====== The data ======

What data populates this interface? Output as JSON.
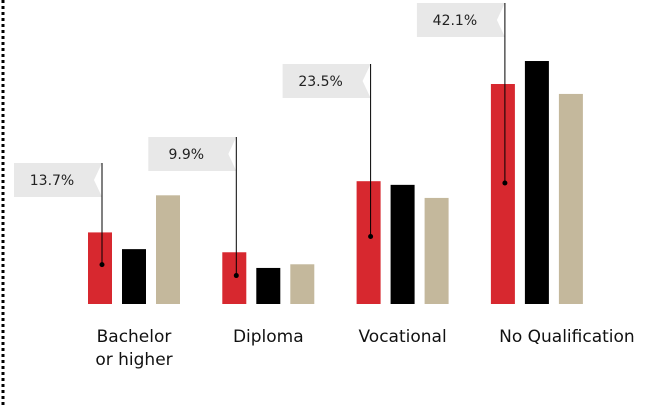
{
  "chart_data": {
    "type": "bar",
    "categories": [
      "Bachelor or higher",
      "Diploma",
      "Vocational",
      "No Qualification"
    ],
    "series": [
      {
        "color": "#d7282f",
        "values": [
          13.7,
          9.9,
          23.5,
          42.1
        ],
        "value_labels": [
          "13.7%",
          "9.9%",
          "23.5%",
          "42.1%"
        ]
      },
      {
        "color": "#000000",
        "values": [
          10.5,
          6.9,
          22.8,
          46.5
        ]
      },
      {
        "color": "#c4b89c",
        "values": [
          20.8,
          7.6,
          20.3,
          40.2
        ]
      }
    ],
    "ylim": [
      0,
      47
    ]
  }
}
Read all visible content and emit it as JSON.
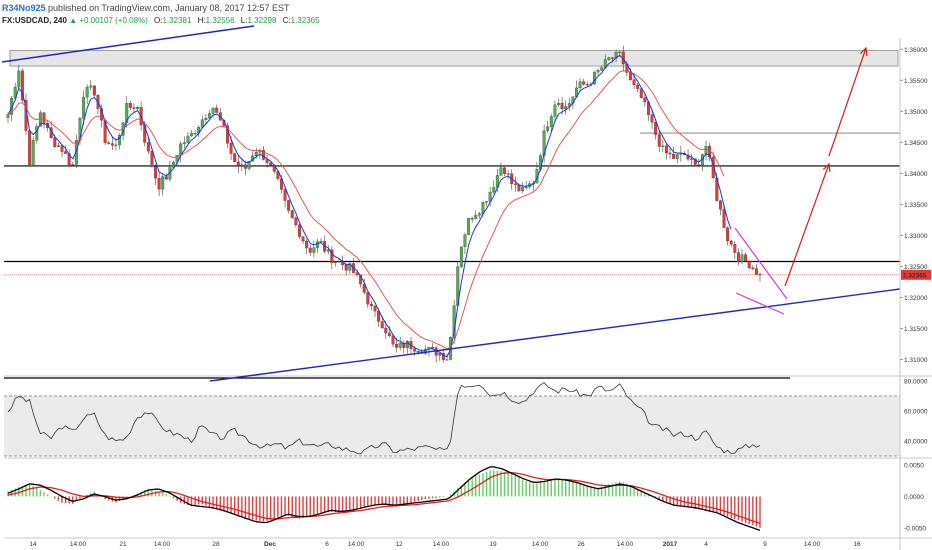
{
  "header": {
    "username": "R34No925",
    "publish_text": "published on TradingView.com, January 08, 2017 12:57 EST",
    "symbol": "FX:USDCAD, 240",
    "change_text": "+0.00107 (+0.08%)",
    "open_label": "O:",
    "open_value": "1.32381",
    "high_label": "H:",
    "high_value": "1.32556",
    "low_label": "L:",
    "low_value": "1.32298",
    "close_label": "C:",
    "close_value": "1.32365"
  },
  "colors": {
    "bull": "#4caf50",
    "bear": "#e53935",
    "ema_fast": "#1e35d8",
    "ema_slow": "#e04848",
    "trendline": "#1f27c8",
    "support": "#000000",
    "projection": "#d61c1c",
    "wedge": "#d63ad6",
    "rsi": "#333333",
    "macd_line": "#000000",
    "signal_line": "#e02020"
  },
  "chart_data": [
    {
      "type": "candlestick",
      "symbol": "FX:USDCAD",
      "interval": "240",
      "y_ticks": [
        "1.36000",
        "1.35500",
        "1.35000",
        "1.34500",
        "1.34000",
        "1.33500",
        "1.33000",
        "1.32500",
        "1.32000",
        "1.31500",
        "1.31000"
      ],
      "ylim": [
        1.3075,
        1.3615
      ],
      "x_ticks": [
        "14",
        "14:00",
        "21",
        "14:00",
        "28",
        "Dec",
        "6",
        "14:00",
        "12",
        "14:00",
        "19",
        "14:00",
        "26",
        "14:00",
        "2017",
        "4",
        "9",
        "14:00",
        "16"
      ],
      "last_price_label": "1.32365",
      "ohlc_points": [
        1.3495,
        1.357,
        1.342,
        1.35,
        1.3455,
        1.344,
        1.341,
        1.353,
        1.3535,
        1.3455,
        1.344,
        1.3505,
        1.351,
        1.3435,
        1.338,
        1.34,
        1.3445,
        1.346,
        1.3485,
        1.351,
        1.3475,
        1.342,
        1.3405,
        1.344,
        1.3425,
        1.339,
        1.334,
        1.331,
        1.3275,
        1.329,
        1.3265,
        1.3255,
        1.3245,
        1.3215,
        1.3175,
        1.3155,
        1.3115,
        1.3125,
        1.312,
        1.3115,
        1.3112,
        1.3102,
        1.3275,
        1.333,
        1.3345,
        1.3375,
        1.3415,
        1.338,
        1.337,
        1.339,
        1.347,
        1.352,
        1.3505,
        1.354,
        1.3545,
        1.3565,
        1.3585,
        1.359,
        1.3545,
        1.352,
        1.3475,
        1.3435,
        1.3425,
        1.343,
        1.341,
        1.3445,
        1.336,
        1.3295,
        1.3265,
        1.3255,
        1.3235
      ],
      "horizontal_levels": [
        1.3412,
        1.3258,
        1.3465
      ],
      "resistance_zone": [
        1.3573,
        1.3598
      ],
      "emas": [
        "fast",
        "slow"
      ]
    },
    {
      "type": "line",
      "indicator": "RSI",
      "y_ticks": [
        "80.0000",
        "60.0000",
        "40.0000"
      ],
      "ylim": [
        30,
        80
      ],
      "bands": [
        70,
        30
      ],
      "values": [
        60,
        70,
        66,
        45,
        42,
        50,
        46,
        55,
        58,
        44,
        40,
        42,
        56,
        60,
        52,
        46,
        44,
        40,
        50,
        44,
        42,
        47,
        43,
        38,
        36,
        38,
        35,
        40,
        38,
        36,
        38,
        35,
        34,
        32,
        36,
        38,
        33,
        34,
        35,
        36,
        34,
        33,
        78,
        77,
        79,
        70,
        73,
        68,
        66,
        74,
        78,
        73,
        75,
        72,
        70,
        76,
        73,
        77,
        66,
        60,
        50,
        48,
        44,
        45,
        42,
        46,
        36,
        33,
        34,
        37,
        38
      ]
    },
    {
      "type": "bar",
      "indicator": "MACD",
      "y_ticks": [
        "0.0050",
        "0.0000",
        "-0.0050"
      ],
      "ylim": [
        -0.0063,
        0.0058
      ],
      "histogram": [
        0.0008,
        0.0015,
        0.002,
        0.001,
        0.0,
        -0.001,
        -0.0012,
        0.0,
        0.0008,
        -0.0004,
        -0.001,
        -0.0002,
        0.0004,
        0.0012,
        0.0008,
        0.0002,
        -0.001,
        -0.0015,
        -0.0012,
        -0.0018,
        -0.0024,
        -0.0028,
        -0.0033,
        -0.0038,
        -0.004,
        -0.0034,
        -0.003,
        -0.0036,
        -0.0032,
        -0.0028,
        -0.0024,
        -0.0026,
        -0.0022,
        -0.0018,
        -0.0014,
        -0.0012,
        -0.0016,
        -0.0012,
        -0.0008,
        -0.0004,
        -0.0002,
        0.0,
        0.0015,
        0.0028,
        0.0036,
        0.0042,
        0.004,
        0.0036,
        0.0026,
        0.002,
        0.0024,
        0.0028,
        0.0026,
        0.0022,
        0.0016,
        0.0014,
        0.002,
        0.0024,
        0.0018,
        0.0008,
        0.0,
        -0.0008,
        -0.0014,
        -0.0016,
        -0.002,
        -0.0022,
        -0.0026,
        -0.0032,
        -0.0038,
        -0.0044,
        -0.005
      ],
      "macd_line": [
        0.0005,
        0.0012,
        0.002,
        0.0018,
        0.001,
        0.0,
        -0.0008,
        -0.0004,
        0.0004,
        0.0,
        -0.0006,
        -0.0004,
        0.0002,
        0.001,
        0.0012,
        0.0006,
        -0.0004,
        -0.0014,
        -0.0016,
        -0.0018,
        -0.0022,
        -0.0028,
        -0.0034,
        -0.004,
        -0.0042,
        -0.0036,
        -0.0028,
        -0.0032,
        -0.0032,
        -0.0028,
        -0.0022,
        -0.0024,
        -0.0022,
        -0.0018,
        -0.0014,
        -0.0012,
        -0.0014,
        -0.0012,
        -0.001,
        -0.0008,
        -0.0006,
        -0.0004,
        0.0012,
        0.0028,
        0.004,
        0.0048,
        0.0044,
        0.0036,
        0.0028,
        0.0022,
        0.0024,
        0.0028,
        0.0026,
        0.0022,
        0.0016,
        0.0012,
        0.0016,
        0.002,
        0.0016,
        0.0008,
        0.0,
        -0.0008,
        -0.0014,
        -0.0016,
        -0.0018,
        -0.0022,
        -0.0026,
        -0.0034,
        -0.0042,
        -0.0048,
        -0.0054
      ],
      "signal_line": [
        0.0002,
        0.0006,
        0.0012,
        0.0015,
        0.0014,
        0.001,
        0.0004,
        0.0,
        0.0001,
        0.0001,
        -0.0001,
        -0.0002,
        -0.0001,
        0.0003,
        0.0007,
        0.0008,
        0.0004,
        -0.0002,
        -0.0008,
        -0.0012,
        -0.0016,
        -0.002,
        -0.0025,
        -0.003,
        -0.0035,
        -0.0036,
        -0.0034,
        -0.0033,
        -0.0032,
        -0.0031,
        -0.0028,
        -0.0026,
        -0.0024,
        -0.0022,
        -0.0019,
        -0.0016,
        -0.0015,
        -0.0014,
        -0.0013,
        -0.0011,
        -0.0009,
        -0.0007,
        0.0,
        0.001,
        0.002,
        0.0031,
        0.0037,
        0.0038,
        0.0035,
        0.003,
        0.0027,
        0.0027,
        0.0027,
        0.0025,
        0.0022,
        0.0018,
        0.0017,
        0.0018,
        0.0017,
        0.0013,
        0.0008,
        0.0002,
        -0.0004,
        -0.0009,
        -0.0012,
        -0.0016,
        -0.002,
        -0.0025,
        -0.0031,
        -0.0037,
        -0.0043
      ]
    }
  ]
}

======

▸ **Stated exercise**: Every line above that contains the word "USDCAD" should be reported.

▸ **Worked answer**:
    "symbol": "FX:USDCAD, 240",
      "symbol": "FX:USDCAD",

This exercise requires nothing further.